··· DATASET ROWS ···

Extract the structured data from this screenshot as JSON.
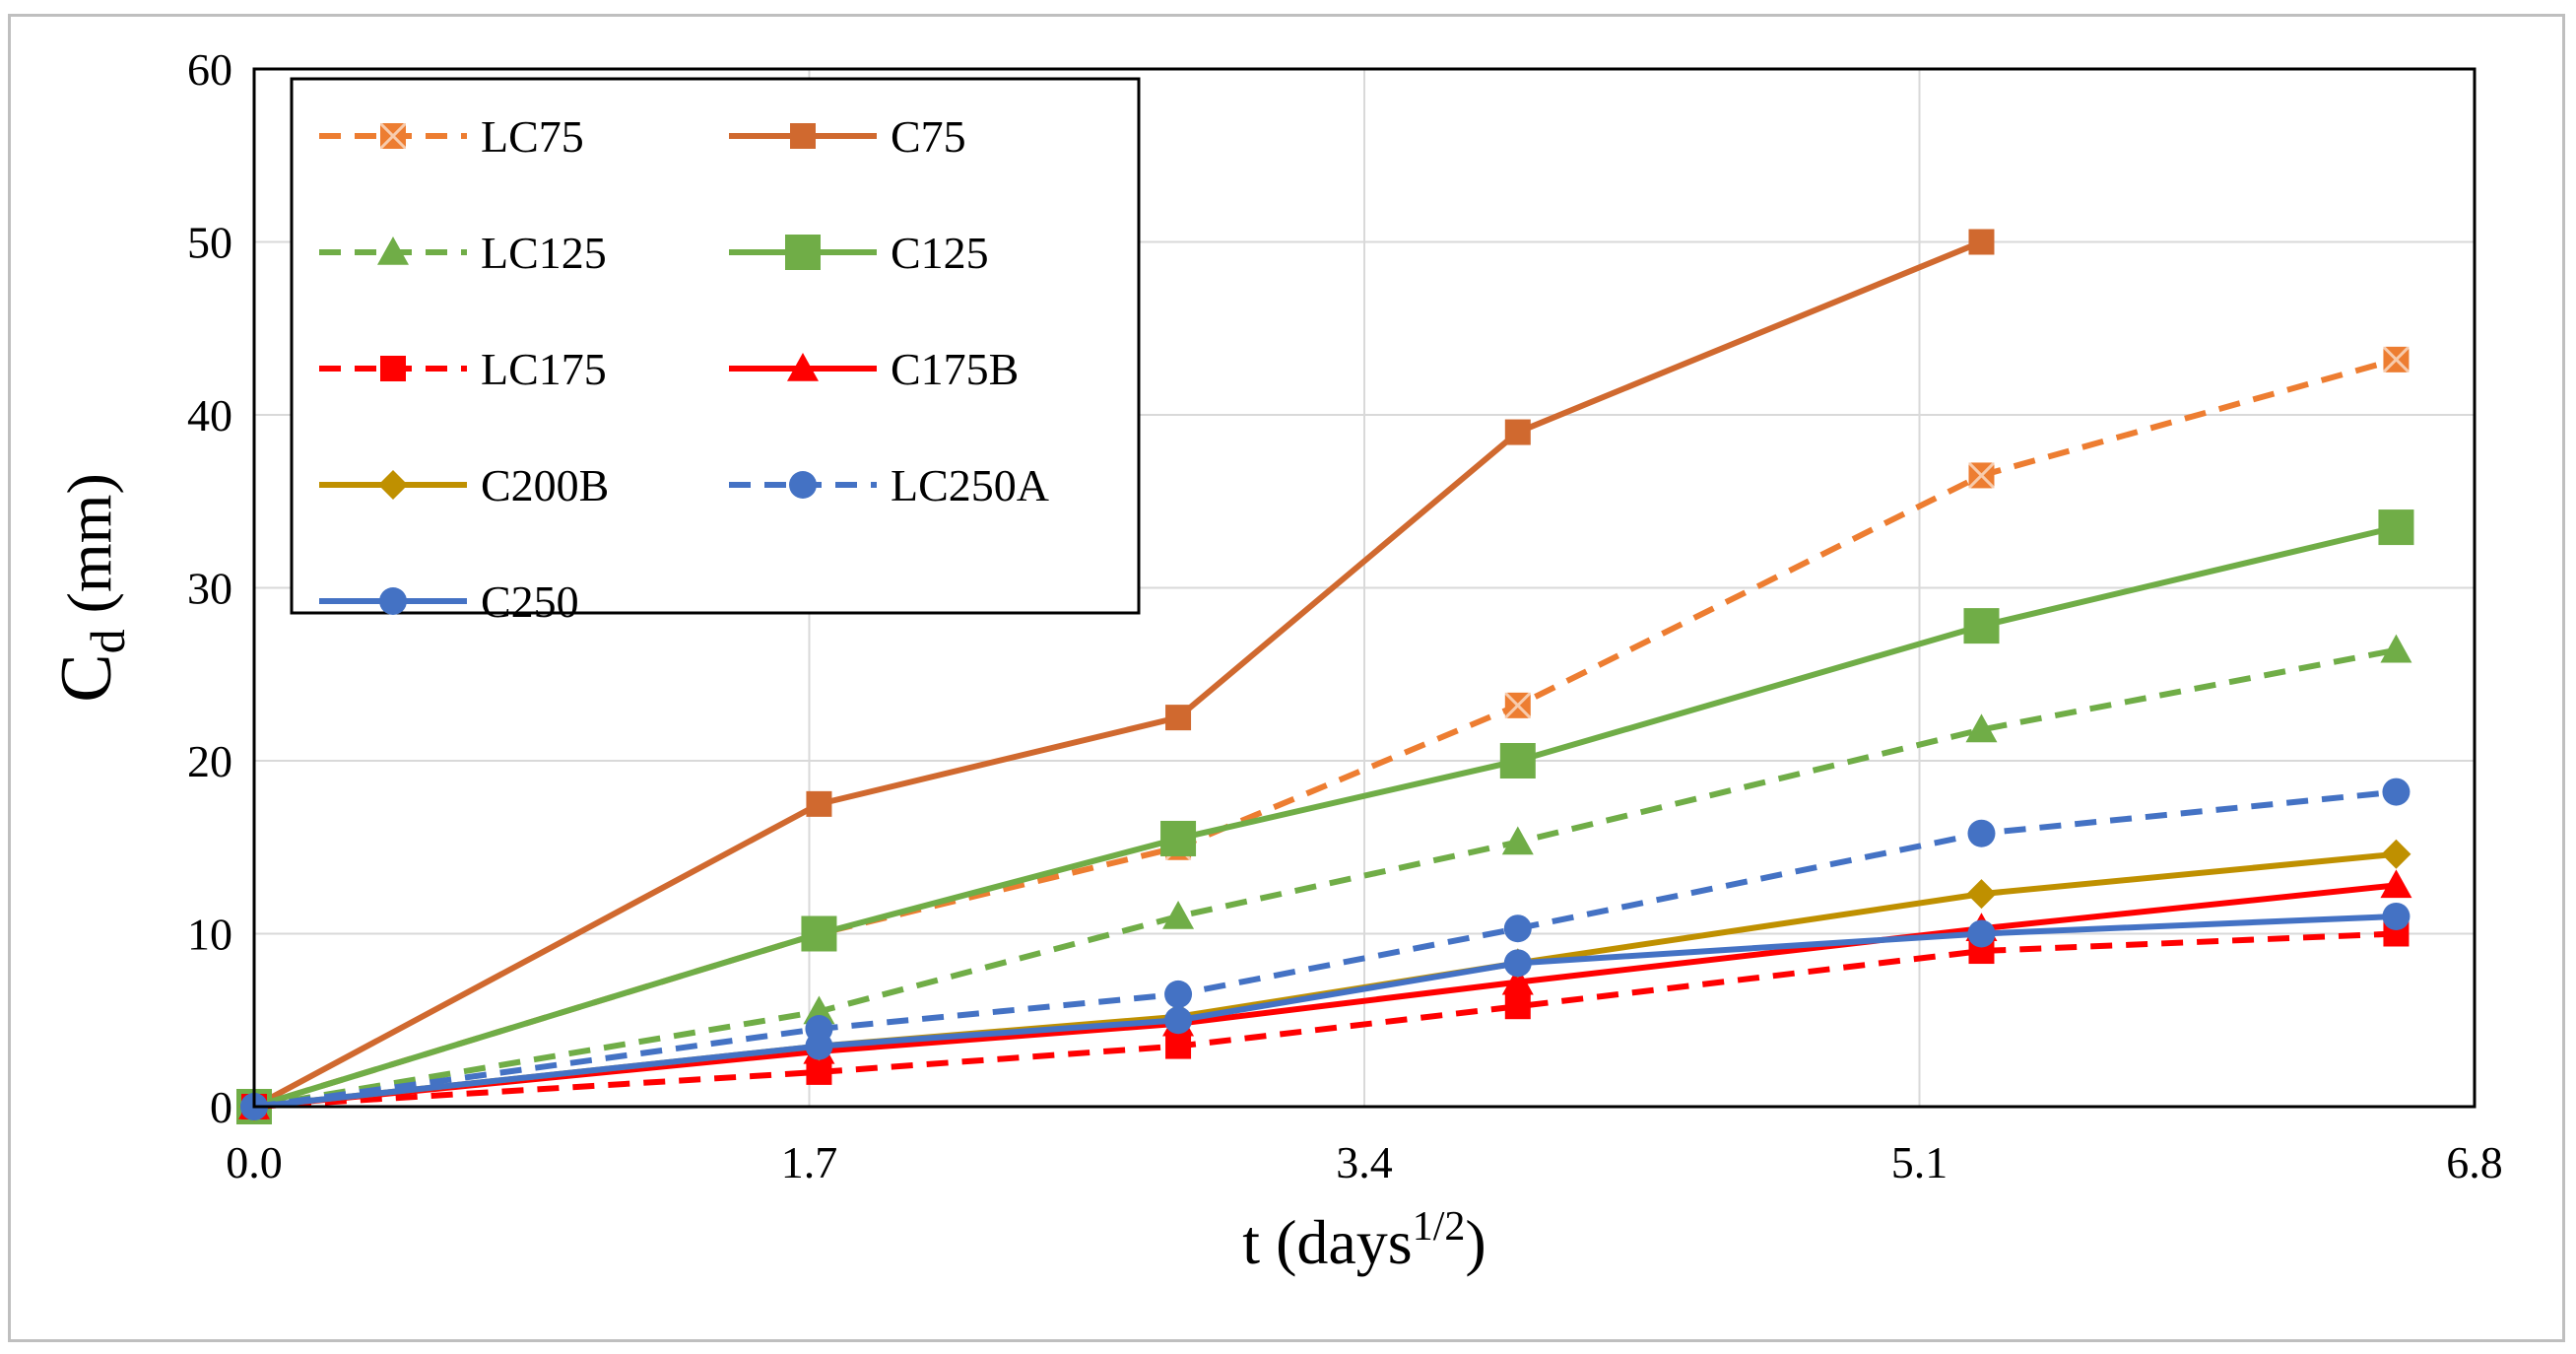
{
  "chart_data": {
    "type": "line",
    "title": "",
    "xlabel": "t (days",
    "xlabel_sup": "1/2",
    "xlabel_close": ")",
    "ylabel_main": "C",
    "ylabel_sub": "d",
    "ylabel_unit": " (mm)",
    "xlim": [
      0,
      6.8
    ],
    "ylim": [
      0,
      60
    ],
    "xticks": [
      "0.0",
      "1.7",
      "3.4",
      "5.1",
      "6.8"
    ],
    "xtick_values": [
      0,
      1.7,
      3.4,
      5.1,
      6.8
    ],
    "yticks": [
      "0",
      "10",
      "20",
      "30",
      "40",
      "50",
      "60"
    ],
    "ytick_values": [
      0,
      10,
      20,
      30,
      40,
      50,
      60
    ],
    "grid": true,
    "legend_position": "top-left",
    "series": [
      {
        "name": "LC75",
        "color": "#ED7D31",
        "dash": true,
        "marker": "x-square",
        "x": [
          0,
          1.73,
          2.83,
          3.87,
          5.29,
          6.56
        ],
        "y": [
          0,
          10,
          15,
          23.2,
          36.5,
          43.2
        ]
      },
      {
        "name": "C75",
        "color": "#D0692F",
        "dash": false,
        "marker": "square",
        "x": [
          0,
          1.73,
          2.83,
          3.87,
          5.29
        ],
        "y": [
          0,
          17.5,
          22.5,
          39,
          50
        ]
      },
      {
        "name": "LC125",
        "color": "#70AD47",
        "dash": true,
        "marker": "triangle",
        "x": [
          0,
          1.73,
          2.83,
          3.87,
          5.29,
          6.56
        ],
        "y": [
          0,
          5.5,
          11,
          15.3,
          21.8,
          26.4
        ]
      },
      {
        "name": "C125",
        "color": "#70AD47",
        "dash": false,
        "marker": "square-large",
        "x": [
          0,
          1.73,
          2.83,
          3.87,
          5.29,
          6.56
        ],
        "y": [
          0,
          10,
          15.5,
          20,
          27.8,
          33.5
        ]
      },
      {
        "name": "LC175",
        "color": "#FF0000",
        "dash": true,
        "marker": "square",
        "x": [
          0,
          1.73,
          2.83,
          3.87,
          5.29,
          6.56
        ],
        "y": [
          0,
          2,
          3.5,
          5.8,
          9,
          10
        ]
      },
      {
        "name": "C175B",
        "color": "#FF0000",
        "dash": false,
        "marker": "triangle",
        "x": [
          0,
          1.73,
          2.83,
          3.87,
          5.29,
          6.56
        ],
        "y": [
          0,
          3.2,
          4.8,
          7.2,
          10.3,
          12.8
        ]
      },
      {
        "name": "C200B",
        "color": "#BF9000",
        "dash": false,
        "marker": "diamond",
        "x": [
          0,
          1.73,
          2.83,
          3.87,
          5.29,
          6.56
        ],
        "y": [
          0,
          3.5,
          5.2,
          8.3,
          12.3,
          14.6
        ]
      },
      {
        "name": "LC250A",
        "color": "#4472C4",
        "dash": true,
        "marker": "circle",
        "x": [
          0,
          1.73,
          2.83,
          3.87,
          5.29,
          6.56
        ],
        "y": [
          0,
          4.5,
          6.5,
          10.3,
          15.8,
          18.2
        ]
      },
      {
        "name": "C250",
        "color": "#4472C4",
        "dash": false,
        "marker": "circle",
        "x": [
          0,
          1.73,
          2.83,
          3.87,
          5.29,
          6.56
        ],
        "y": [
          0,
          3.5,
          5,
          8.3,
          10,
          11
        ]
      }
    ]
  }
}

···

# [STATED PROBLEM]
From the records given above, reproduce all text exactly and exclude each picture.

# [RESPONSE BELOW]
Extract the structured data from this screenshot as JSON.
{
  "chart_data": {
    "type": "line",
    "title": "",
    "xlabel": "t (days",
    "xlabel_sup": "1/2",
    "xlabel_close": ")",
    "ylabel_main": "C",
    "ylabel_sub": "d",
    "ylabel_unit": " (mm)",
    "xlim": [
      0,
      6.8
    ],
    "ylim": [
      0,
      60
    ],
    "xticks": [
      "0.0",
      "1.7",
      "3.4",
      "5.1",
      "6.8"
    ],
    "xtick_values": [
      0,
      1.7,
      3.4,
      5.1,
      6.8
    ],
    "yticks": [
      "0",
      "10",
      "20",
      "30",
      "40",
      "50",
      "60"
    ],
    "ytick_values": [
      0,
      10,
      20,
      30,
      40,
      50,
      60
    ],
    "grid": true,
    "legend_position": "top-left",
    "series": [
      {
        "name": "LC75",
        "color": "#ED7D31",
        "dash": true,
        "marker": "x-square",
        "x": [
          0,
          1.73,
          2.83,
          3.87,
          5.29,
          6.56
        ],
        "y": [
          0,
          10,
          15,
          23.2,
          36.5,
          43.2
        ]
      },
      {
        "name": "C75",
        "color": "#D0692F",
        "dash": false,
        "marker": "square",
        "x": [
          0,
          1.73,
          2.83,
          3.87,
          5.29
        ],
        "y": [
          0,
          17.5,
          22.5,
          39,
          50
        ]
      },
      {
        "name": "LC125",
        "color": "#70AD47",
        "dash": true,
        "marker": "triangle",
        "x": [
          0,
          1.73,
          2.83,
          3.87,
          5.29,
          6.56
        ],
        "y": [
          0,
          5.5,
          11,
          15.3,
          21.8,
          26.4
        ]
      },
      {
        "name": "C125",
        "color": "#70AD47",
        "dash": false,
        "marker": "square-large",
        "x": [
          0,
          1.73,
          2.83,
          3.87,
          5.29,
          6.56
        ],
        "y": [
          0,
          10,
          15.5,
          20,
          27.8,
          33.5
        ]
      },
      {
        "name": "LC175",
        "color": "#FF0000",
        "dash": true,
        "marker": "square",
        "x": [
          0,
          1.73,
          2.83,
          3.87,
          5.29,
          6.56
        ],
        "y": [
          0,
          2,
          3.5,
          5.8,
          9,
          10
        ]
      },
      {
        "name": "C175B",
        "color": "#FF0000",
        "dash": false,
        "marker": "triangle",
        "x": [
          0,
          1.73,
          2.83,
          3.87,
          5.29,
          6.56
        ],
        "y": [
          0,
          3.2,
          4.8,
          7.2,
          10.3,
          12.8
        ]
      },
      {
        "name": "C200B",
        "color": "#BF9000",
        "dash": false,
        "marker": "diamond",
        "x": [
          0,
          1.73,
          2.83,
          3.87,
          5.29,
          6.56
        ],
        "y": [
          0,
          3.5,
          5.2,
          8.3,
          12.3,
          14.6
        ]
      },
      {
        "name": "LC250A",
        "color": "#4472C4",
        "dash": true,
        "marker": "circle",
        "x": [
          0,
          1.73,
          2.83,
          3.87,
          5.29,
          6.56
        ],
        "y": [
          0,
          4.5,
          6.5,
          10.3,
          15.8,
          18.2
        ]
      },
      {
        "name": "C250",
        "color": "#4472C4",
        "dash": false,
        "marker": "circle",
        "x": [
          0,
          1.73,
          2.83,
          3.87,
          5.29,
          6.56
        ],
        "y": [
          0,
          3.5,
          5,
          8.3,
          10,
          11
        ]
      }
    ]
  }
}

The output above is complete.